*** Record list

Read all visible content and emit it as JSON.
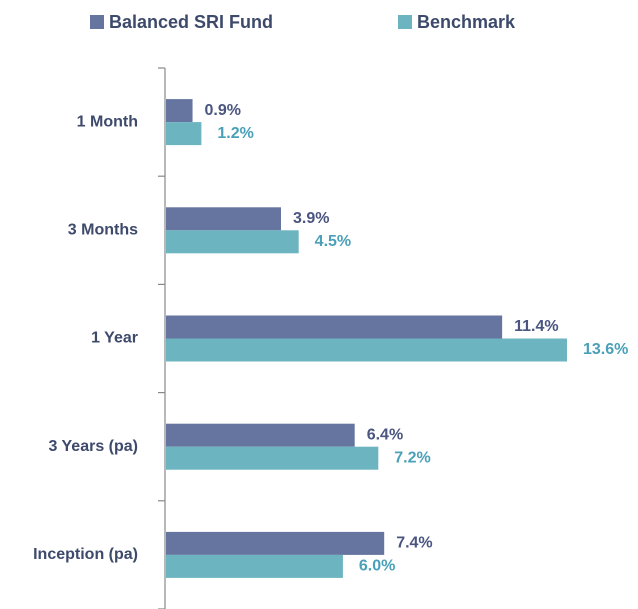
{
  "chart_data": {
    "type": "bar",
    "orientation": "horizontal",
    "categories": [
      "1 Month",
      "3 Months",
      "1 Year",
      "3 Years (pa)",
      "Inception (pa)"
    ],
    "series": [
      {
        "name": "Balanced SRI Fund",
        "color": "#6674a0",
        "values": [
          0.9,
          3.9,
          11.4,
          6.4,
          7.4
        ],
        "value_labels": [
          "0.9%",
          "3.9%",
          "11.4%",
          "6.4%",
          "7.4%"
        ]
      },
      {
        "name": "Benchmark",
        "color": "#6cb4c0",
        "values": [
          1.2,
          4.5,
          13.6,
          7.2,
          6.0
        ],
        "value_labels": [
          "1.2%",
          "4.5%",
          "13.6%",
          "7.2%",
          "6.0%"
        ]
      }
    ],
    "legend": "top"
  }
}
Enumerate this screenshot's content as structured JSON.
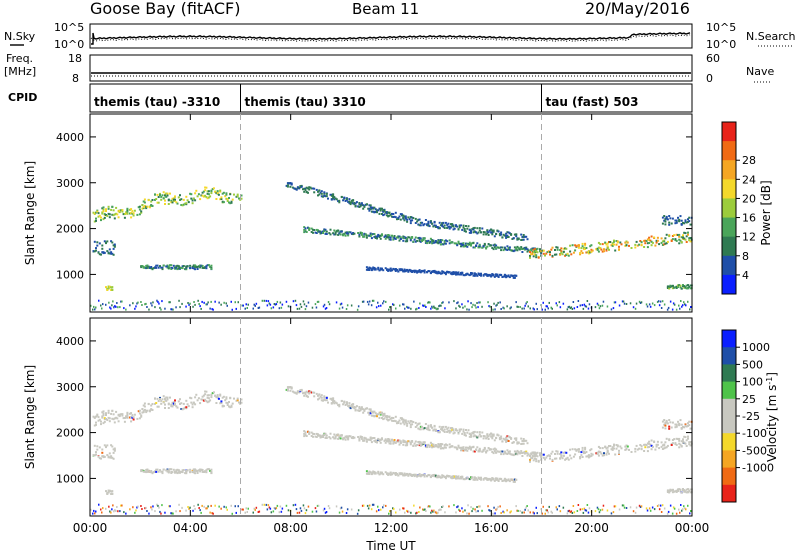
{
  "header": {
    "station": "Goose Bay (fitACF)",
    "beam": "Beam 11",
    "date": "20/May/2016"
  },
  "left_labels": {
    "nsky": "N.Sky",
    "freq_line1": "Freq.",
    "freq_line2": "[MHz]",
    "cpid": "CPID"
  },
  "right_labels": {
    "nsearch": "N.Search",
    "nave": "Nave"
  },
  "noise_axis": {
    "top": "10^5",
    "bottom": "10^0"
  },
  "freq_axis": {
    "left_top": "18",
    "left_bottom": "8",
    "right_top": "60",
    "right_bottom": "0"
  },
  "cpid_segments": [
    {
      "label": "themis (tau) -3310",
      "start_hour": 0
    },
    {
      "label": "themis (tau) 3310",
      "start_hour": 6
    },
    {
      "label": "tau (fast) 503",
      "start_hour": 18
    }
  ],
  "colors": {
    "power_scale": [
      "#0a1fff",
      "#1f4fa8",
      "#2f7a52",
      "#4aa55a",
      "#9ccc3c",
      "#f4d82b",
      "#f5a623",
      "#f06a14",
      "#e8231a"
    ],
    "velocity_scale": [
      "#e8231a",
      "#f06a14",
      "#f5a623",
      "#f4d82b",
      "#c8c8c0",
      "#c8c8c0",
      "#4fc34a",
      "#2f7a52",
      "#1f4fa8",
      "#0a1fff"
    ],
    "ground": "#c8c8c0"
  },
  "chart_data": [
    {
      "type": "heatmap",
      "name": "power",
      "ylabel": "Slant Range [km]",
      "yticks": [
        "1000",
        "2000",
        "3000",
        "4000"
      ],
      "colorbar_label": "Power [dB]",
      "colorbar_ticks": [
        "4",
        "8",
        "12",
        "16",
        "20",
        "24",
        "28"
      ],
      "colorbar_range": [
        0,
        30
      ],
      "ylim": [
        180,
        4500
      ],
      "xlim_hours": [
        0,
        24
      ]
    },
    {
      "type": "heatmap",
      "name": "velocity",
      "ylabel": "Slant Range [km]",
      "yticks": [
        "1000",
        "2000",
        "3000",
        "4000"
      ],
      "colorbar_label": "Velocity [m s^-1]",
      "colorbar_ticks": [
        "1000",
        "500",
        "100",
        "25",
        "-25",
        "-100",
        "-500",
        "-1000"
      ],
      "ylim": [
        180,
        4500
      ],
      "xlim_hours": [
        0,
        24
      ]
    }
  ],
  "xaxis": {
    "label": "Time UT",
    "ticks": [
      "00:00",
      "04:00",
      "08:00",
      "12:00",
      "16:00",
      "20:00",
      "00:00"
    ]
  }
}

******

• Stated goal: Produce an exact copy of each line of data, skipping embedded images.

• Expected output:
Read all visible content and emit it as JSON.
{
  "chart_data": {
    "type": "bar",
    "orientation": "horizontal",
    "categories": [
      "1 Month",
      "3 Months",
      "1 Year",
      "3 Years (pa)",
      "Inception (pa)"
    ],
    "series": [
      {
        "name": "Balanced SRI Fund",
        "color": "#6674a0",
        "values": [
          0.9,
          3.9,
          11.4,
          6.4,
          7.4
        ],
        "value_labels": [
          "0.9%",
          "3.9%",
          "11.4%",
          "6.4%",
          "7.4%"
        ]
      },
      {
        "name": "Benchmark",
        "color": "#6cb4c0",
        "values": [
          1.2,
          4.5,
          13.6,
          7.2,
          6.0
        ],
        "value_labels": [
          "1.2%",
          "4.5%",
          "13.6%",
          "7.2%",
          "6.0%"
        ]
      }
    ],
    "legend": "top"
  }
}
Enumerate this screenshot's content as structured JSON.
{
  "header": {
    "station": "Goose Bay (fitACF)",
    "beam": "Beam 11",
    "date": "20/May/2016"
  },
  "left_labels": {
    "nsky": "N.Sky",
    "freq_line1": "Freq.",
    "freq_line2": "[MHz]",
    "cpid": "CPID"
  },
  "right_labels": {
    "nsearch": "N.Search",
    "nave": "Nave"
  },
  "noise_axis": {
    "top": "10^5",
    "bottom": "10^0"
  },
  "freq_axis": {
    "left_top": "18",
    "left_bottom": "8",
    "right_top": "60",
    "right_bottom": "0"
  },
  "cpid_segments": [
    {
      "label": "themis (tau) -3310",
      "start_hour": 0
    },
    {
      "label": "themis (tau) 3310",
      "start_hour": 6
    },
    {
      "label": "tau (fast) 503",
      "start_hour": 18
    }
  ],
  "colors": {
    "power_scale": [
      "#0a1fff",
      "#1f4fa8",
      "#2f7a52",
      "#4aa55a",
      "#9ccc3c",
      "#f4d82b",
      "#f5a623",
      "#f06a14",
      "#e8231a"
    ],
    "velocity_scale": [
      "#e8231a",
      "#f06a14",
      "#f5a623",
      "#f4d82b",
      "#c8c8c0",
      "#c8c8c0",
      "#4fc34a",
      "#2f7a52",
      "#1f4fa8",
      "#0a1fff"
    ],
    "ground": "#c8c8c0"
  },
  "chart_data": [
    {
      "type": "heatmap",
      "name": "power",
      "ylabel": "Slant Range [km]",
      "yticks": [
        "1000",
        "2000",
        "3000",
        "4000"
      ],
      "colorbar_label": "Power [dB]",
      "colorbar_ticks": [
        "4",
        "8",
        "12",
        "16",
        "20",
        "24",
        "28"
      ],
      "colorbar_range": [
        0,
        30
      ],
      "ylim": [
        180,
        4500
      ],
      "xlim_hours": [
        0,
        24
      ]
    },
    {
      "type": "heatmap",
      "name": "velocity",
      "ylabel": "Slant Range [km]",
      "yticks": [
        "1000",
        "2000",
        "3000",
        "4000"
      ],
      "colorbar_label": "Velocity [m s^-1]",
      "colorbar_ticks": [
        "1000",
        "500",
        "100",
        "25",
        "-25",
        "-100",
        "-500",
        "-1000"
      ],
      "ylim": [
        180,
        4500
      ],
      "xlim_hours": [
        0,
        24
      ]
    }
  ],
  "xaxis": {
    "label": "Time UT",
    "ticks": [
      "00:00",
      "04:00",
      "08:00",
      "12:00",
      "16:00",
      "20:00",
      "00:00"
    ]
  }
}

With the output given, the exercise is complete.